(Objective)
Give the records back in full, exactly as they read.

(Data provided)
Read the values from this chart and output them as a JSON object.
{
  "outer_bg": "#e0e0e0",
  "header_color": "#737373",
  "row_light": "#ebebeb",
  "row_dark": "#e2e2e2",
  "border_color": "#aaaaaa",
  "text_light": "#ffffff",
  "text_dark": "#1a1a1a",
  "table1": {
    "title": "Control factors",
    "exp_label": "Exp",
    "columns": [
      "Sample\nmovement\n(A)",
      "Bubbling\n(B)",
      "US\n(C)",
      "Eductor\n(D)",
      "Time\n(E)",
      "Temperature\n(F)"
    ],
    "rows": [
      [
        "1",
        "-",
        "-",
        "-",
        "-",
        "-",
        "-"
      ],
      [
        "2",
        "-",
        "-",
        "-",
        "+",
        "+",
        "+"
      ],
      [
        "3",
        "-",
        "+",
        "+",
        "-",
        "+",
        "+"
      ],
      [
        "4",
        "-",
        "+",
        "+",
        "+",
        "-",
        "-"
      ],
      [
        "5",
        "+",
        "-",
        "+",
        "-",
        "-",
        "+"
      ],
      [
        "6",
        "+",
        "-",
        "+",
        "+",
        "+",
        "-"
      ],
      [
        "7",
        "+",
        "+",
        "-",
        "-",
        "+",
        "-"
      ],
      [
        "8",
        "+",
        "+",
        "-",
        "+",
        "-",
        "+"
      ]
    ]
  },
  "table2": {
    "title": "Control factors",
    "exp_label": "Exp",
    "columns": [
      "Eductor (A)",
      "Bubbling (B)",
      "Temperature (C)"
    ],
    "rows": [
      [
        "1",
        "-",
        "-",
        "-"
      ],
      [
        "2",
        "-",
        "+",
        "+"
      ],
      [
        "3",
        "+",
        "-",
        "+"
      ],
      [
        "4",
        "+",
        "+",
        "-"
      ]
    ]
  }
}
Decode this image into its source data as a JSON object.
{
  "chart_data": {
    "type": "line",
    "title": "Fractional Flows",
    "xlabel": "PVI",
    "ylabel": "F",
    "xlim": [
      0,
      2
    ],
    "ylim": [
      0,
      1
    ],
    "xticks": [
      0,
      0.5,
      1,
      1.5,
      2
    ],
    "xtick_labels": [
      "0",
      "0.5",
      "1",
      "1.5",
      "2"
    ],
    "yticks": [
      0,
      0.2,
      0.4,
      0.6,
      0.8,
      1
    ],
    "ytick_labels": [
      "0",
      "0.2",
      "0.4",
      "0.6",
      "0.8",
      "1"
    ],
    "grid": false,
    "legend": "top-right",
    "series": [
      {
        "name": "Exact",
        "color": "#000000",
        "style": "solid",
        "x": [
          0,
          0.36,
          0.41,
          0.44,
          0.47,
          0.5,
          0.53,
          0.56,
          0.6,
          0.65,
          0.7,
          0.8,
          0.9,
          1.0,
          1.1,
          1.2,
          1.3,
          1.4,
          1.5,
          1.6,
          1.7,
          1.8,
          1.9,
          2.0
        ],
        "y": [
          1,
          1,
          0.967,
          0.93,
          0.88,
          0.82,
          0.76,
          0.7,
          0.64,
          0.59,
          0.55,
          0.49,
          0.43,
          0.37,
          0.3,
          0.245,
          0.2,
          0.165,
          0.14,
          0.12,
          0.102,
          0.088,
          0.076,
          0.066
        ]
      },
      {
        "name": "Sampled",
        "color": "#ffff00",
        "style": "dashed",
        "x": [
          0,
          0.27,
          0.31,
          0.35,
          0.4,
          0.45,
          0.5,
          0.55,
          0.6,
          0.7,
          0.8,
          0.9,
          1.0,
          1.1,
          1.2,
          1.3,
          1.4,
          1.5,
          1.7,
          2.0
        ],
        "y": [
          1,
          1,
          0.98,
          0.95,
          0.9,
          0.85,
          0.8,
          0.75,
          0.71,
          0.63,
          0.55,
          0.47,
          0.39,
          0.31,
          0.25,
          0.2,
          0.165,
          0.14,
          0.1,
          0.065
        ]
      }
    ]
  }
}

(Finished task)
Read the values from this chart and output them as a JSON object.
{
  "outer_bg": "#e0e0e0",
  "header_color": "#737373",
  "row_light": "#ebebeb",
  "row_dark": "#e2e2e2",
  "border_color": "#aaaaaa",
  "text_light": "#ffffff",
  "text_dark": "#1a1a1a",
  "table1": {
    "title": "Control factors",
    "exp_label": "Exp",
    "columns": [
      "Sample\nmovement\n(A)",
      "Bubbling\n(B)",
      "US\n(C)",
      "Eductor\n(D)",
      "Time\n(E)",
      "Temperature\n(F)"
    ],
    "rows": [
      [
        "1",
        "-",
        "-",
        "-",
        "-",
        "-",
        "-"
      ],
      [
        "2",
        "-",
        "-",
        "-",
        "+",
        "+",
        "+"
      ],
      [
        "3",
        "-",
        "+",
        "+",
        "-",
        "+",
        "+"
      ],
      [
        "4",
        "-",
        "+",
        "+",
        "+",
        "-",
        "-"
      ],
      [
        "5",
        "+",
        "-",
        "+",
        "-",
        "-",
        "+"
      ],
      [
        "6",
        "+",
        "-",
        "+",
        "+",
        "+",
        "-"
      ],
      [
        "7",
        "+",
        "+",
        "-",
        "-",
        "+",
        "-"
      ],
      [
        "8",
        "+",
        "+",
        "-",
        "+",
        "-",
        "+"
      ]
    ]
  },
  "table2": {
    "title": "Control factors",
    "exp_label": "Exp",
    "columns": [
      "Eductor (A)",
      "Bubbling (B)",
      "Temperature (C)"
    ],
    "rows": [
      [
        "1",
        "-",
        "-",
        "-"
      ],
      [
        "2",
        "-",
        "+",
        "+"
      ],
      [
        "3",
        "+",
        "-",
        "+"
      ],
      [
        "4",
        "+",
        "+",
        "-"
      ]
    ]
  }
}
Decode this image into its source data as a JSON object.
{
  "chart_data": {
    "type": "line",
    "title": "Fractional Flows",
    "xlabel": "PVI",
    "ylabel": "F",
    "xlim": [
      0,
      2
    ],
    "ylim": [
      0,
      1
    ],
    "xticks": [
      0,
      0.5,
      1,
      1.5,
      2
    ],
    "xtick_labels": [
      "0",
      "0.5",
      "1",
      "1.5",
      "2"
    ],
    "yticks": [
      0,
      0.2,
      0.4,
      0.6,
      0.8,
      1
    ],
    "ytick_labels": [
      "0",
      "0.2",
      "0.4",
      "0.6",
      "0.8",
      "1"
    ],
    "grid": false,
    "legend": "top-right",
    "series": [
      {
        "name": "Exact",
        "color": "#000000",
        "style": "solid",
        "x": [
          0,
          0.36,
          0.41,
          0.44,
          0.47,
          0.5,
          0.53,
          0.56,
          0.6,
          0.65,
          0.7,
          0.8,
          0.9,
          1.0,
          1.1,
          1.2,
          1.3,
          1.4,
          1.5,
          1.6,
          1.7,
          1.8,
          1.9,
          2.0
        ],
        "y": [
          1,
          1,
          0.967,
          0.93,
          0.88,
          0.82,
          0.76,
          0.7,
          0.64,
          0.59,
          0.55,
          0.49,
          0.43,
          0.37,
          0.3,
          0.245,
          0.2,
          0.165,
          0.14,
          0.12,
          0.102,
          0.088,
          0.076,
          0.066
        ]
      },
      {
        "name": "Sampled",
        "color": "#ffff00",
        "style": "dashed",
        "x": [
          0,
          0.27,
          0.31,
          0.35,
          0.4,
          0.45,
          0.5,
          0.55,
          0.6,
          0.7,
          0.8,
          0.9,
          1.0,
          1.1,
          1.2,
          1.3,
          1.4,
          1.5,
          1.7,
          2.0
        ],
        "y": [
          1,
          1,
          0.98,
          0.95,
          0.9,
          0.85,
          0.8,
          0.75,
          0.71,
          0.63,
          0.55,
          0.47,
          0.39,
          0.31,
          0.25,
          0.2,
          0.165,
          0.14,
          0.1,
          0.065
        ]
      }
    ]
  }
}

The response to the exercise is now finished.